* **Excerpts from a figure dataset**:
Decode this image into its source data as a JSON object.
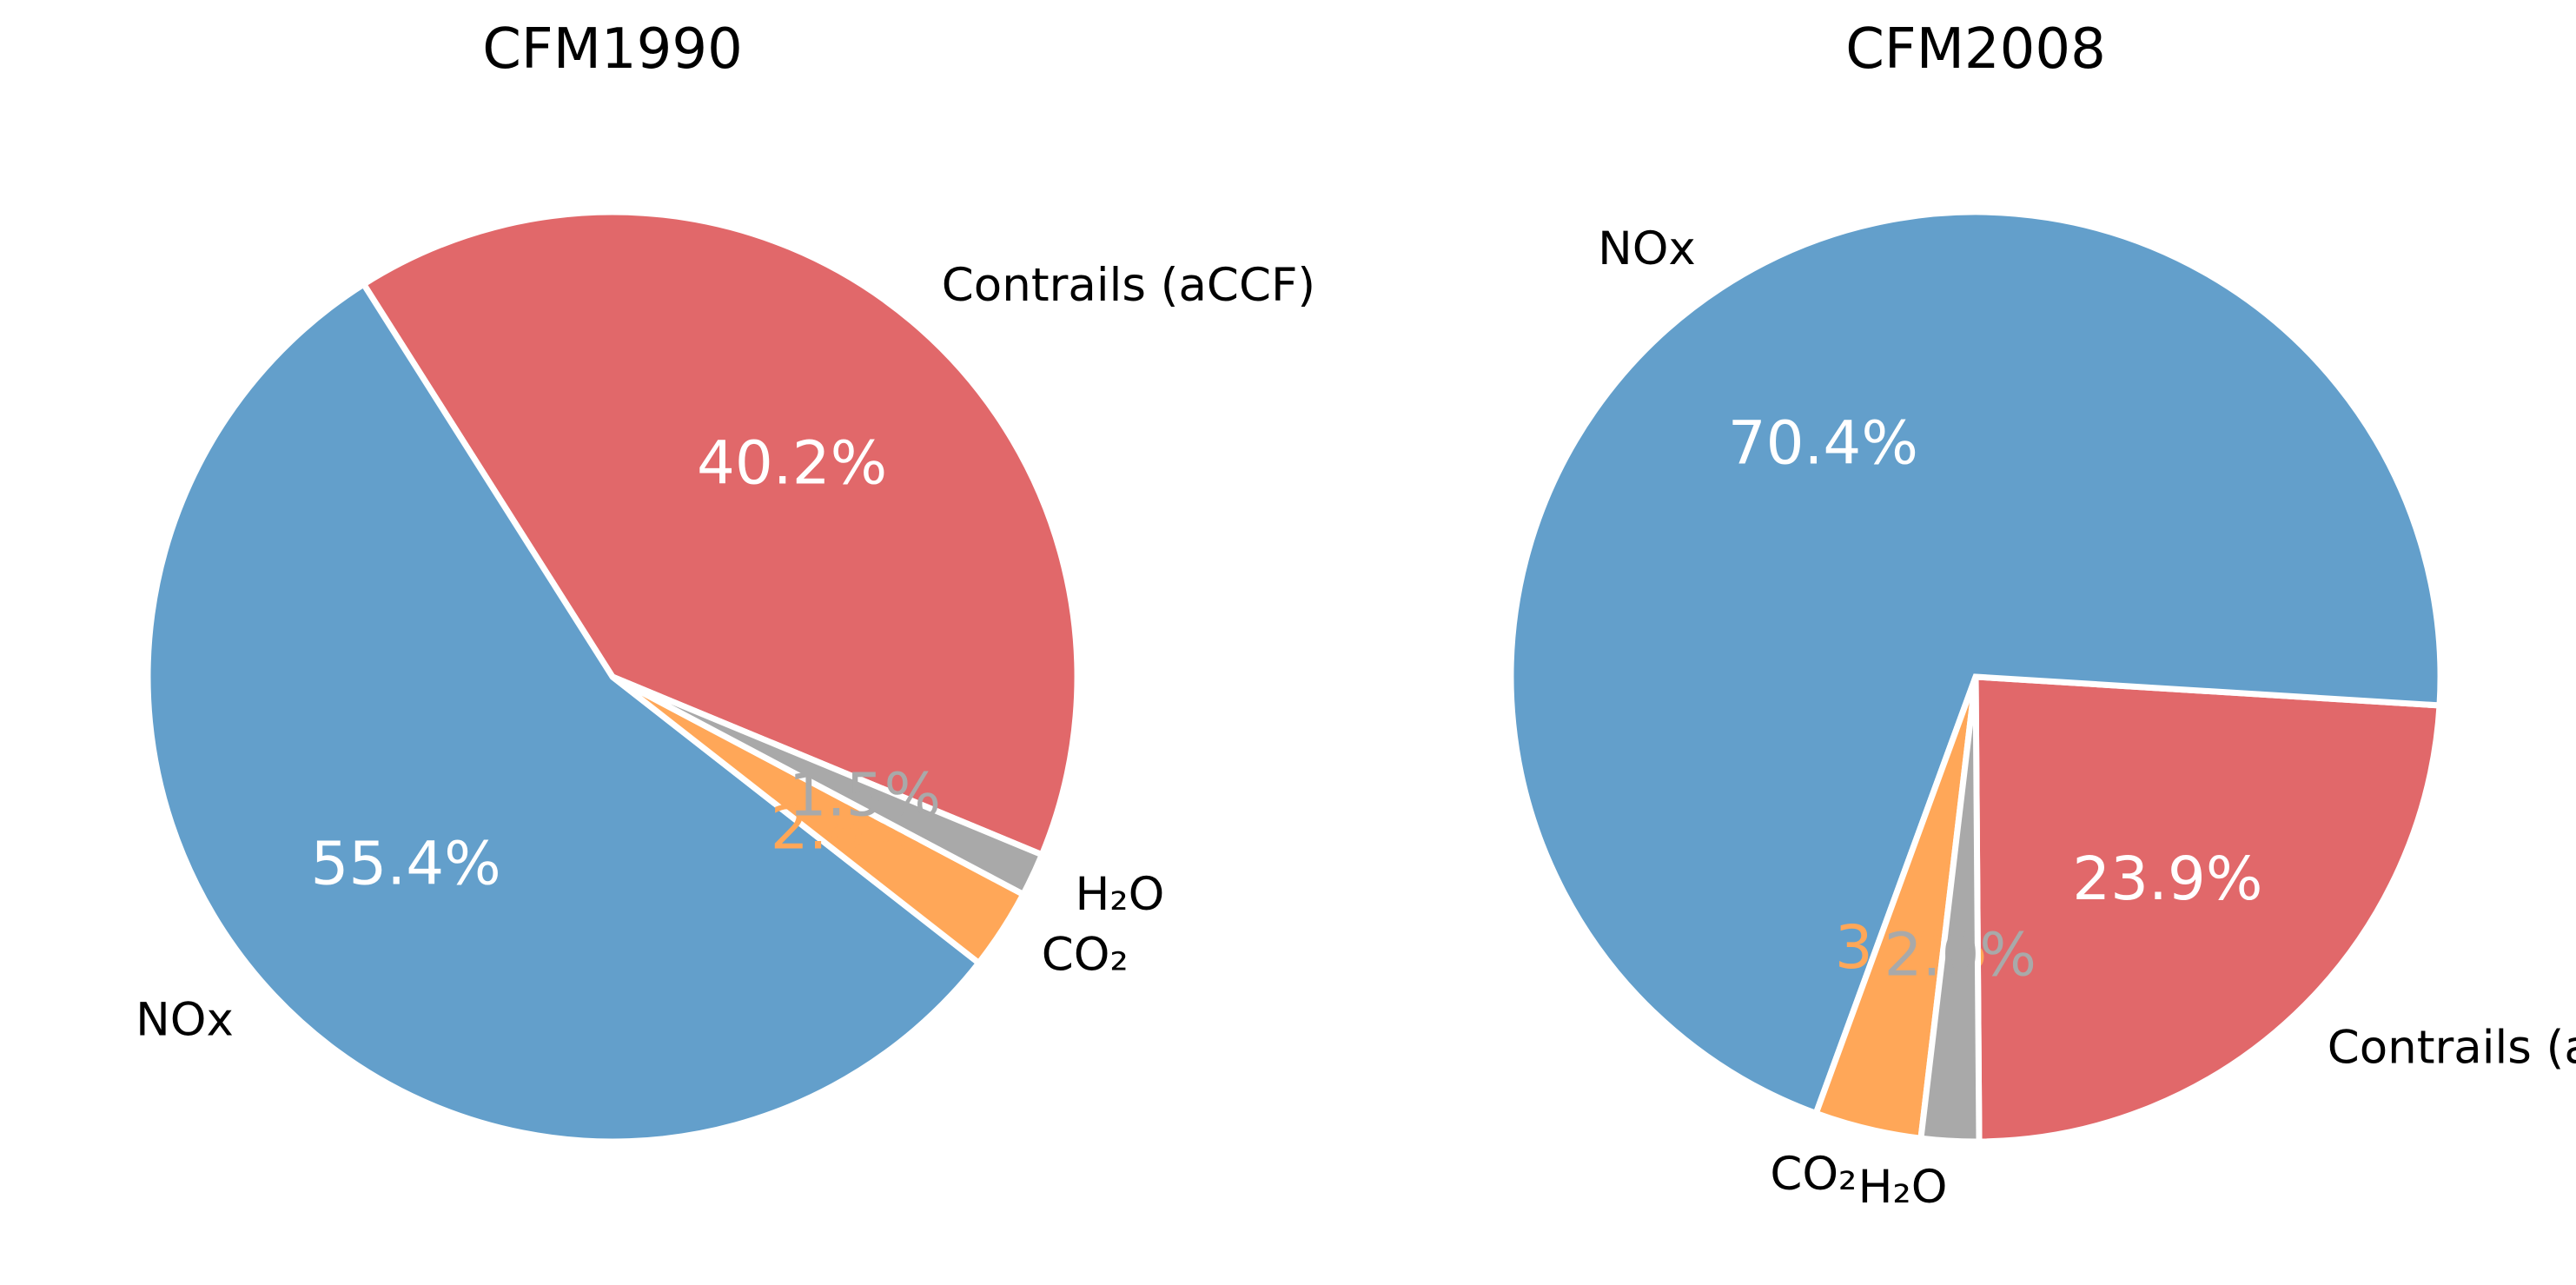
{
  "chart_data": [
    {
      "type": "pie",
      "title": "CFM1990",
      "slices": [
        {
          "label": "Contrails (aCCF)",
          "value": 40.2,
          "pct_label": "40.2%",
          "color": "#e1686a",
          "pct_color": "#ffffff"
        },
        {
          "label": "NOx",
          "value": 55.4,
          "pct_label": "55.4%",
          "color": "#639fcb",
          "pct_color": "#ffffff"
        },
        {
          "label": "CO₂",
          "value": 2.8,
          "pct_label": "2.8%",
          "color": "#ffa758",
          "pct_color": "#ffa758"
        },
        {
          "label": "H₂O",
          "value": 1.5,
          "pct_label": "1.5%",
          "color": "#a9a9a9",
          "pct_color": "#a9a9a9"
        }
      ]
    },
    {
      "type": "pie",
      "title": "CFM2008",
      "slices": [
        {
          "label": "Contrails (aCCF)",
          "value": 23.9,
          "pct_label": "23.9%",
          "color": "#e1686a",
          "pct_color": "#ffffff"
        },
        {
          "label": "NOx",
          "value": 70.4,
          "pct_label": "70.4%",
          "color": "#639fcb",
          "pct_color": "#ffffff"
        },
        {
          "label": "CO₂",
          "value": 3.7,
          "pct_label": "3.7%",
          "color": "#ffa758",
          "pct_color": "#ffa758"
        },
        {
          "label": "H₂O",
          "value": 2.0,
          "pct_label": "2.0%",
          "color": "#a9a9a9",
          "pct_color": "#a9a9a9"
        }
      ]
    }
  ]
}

* **YOUR TASK**: Copy out each line of the records that holds the string "value".

* **ANSWER BELOW**:
          "value": 40.2,
          "value": 55.4,
          "value": 2.8,
          "value": 1.5,
          "value": 23.9,
          "value": 70.4,
          "value": 3.7,
          "value": 2.0,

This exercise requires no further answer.